═════ Given entries ═════
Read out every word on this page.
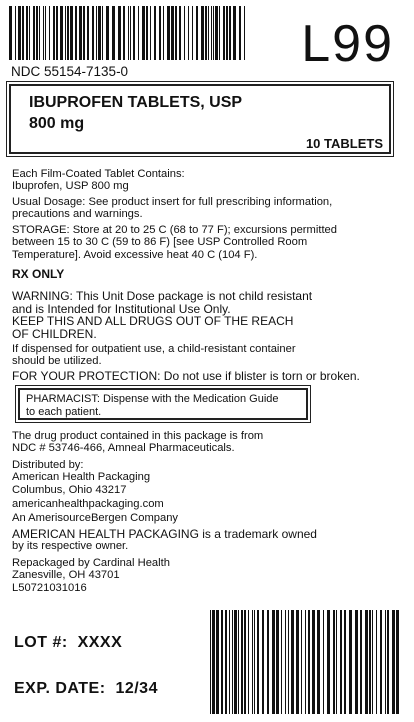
L99
NDC 55154-7135-0
IBUPROFEN TABLETS, USP
800 mg
10 TABLETS
Each Film-Coated Tablet Contains:
Ibuprofen, USP 800 mg
Usual Dosage: See product insert for full prescribing information,
precautions and warnings.
STORAGE: Store at 20 to 25 C (68 to 77 F); excursions permitted
between 15 to 30 C (59 to 86 F) [see USP Controlled Room
Temperature]. Avoid excessive heat 40 C (104 F).
RX ONLY
WARNING: This Unit Dose package is not child resistant
and is Intended for Institutional Use Only.
KEEP THIS AND ALL DRUGS OUT OF THE REACH
OF CHILDREN.
If dispensed for outpatient use, a child-resistant container
should be utilized.
FOR YOUR PROTECTION: Do not use if blister is torn or broken.
PHARMACIST: Dispense with the Medication Guide
to each patient.
The drug product contained in this package is from
NDC # 53746-466, Amneal Pharmaceuticals.
Distributed by:
American Health Packaging
Columbus, Ohio 43217
americanhealthpackaging.com
An AmerisourceBergen Company
AMERICAN HEALTH PACKAGING is a trademark owned
by its respective owner.
Repackaged by Cardinal Health
Zanesville, OH 43701
L50721031016
LOT #: XXXX
EXP. DATE: 12/34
═════
All of the data needs repeating exactly, but the pictures do not.

Read out every word on this page.
L99
NDC 55154-7135-0
IBUPROFEN TABLETS, USP
800 mg
10 TABLETS
Each Film-Coated Tablet Contains:
Ibuprofen, USP 800 mg
Usual Dosage: See product insert for full prescribing information,
precautions and warnings.
STORAGE: Store at 20 to 25 C (68 to 77 F); excursions permitted
between 15 to 30 C (59 to 86 F) [see USP Controlled Room
Temperature]. Avoid excessive heat 40 C (104 F).
RX ONLY
WARNING: This Unit Dose package is not child resistant
and is Intended for Institutional Use Only.
KEEP THIS AND ALL DRUGS OUT OF THE REACH
OF CHILDREN.
If dispensed for outpatient use, a child-resistant container
should be utilized.
FOR YOUR PROTECTION: Do not use if blister is torn or broken.
PHARMACIST: Dispense with the Medication Guide
to each patient.
The drug product contained in this package is from
NDC # 53746-466, Amneal Pharmaceuticals.
Distributed by:
American Health Packaging
Columbus, Ohio 43217
americanhealthpackaging.com
An AmerisourceBergen Company
AMERICAN HEALTH PACKAGING is a trademark owned
by its respective owner.
Repackaged by Cardinal Health
Zanesville, OH 43701
L50721031016
LOT #: XXXX
EXP. DATE: 12/34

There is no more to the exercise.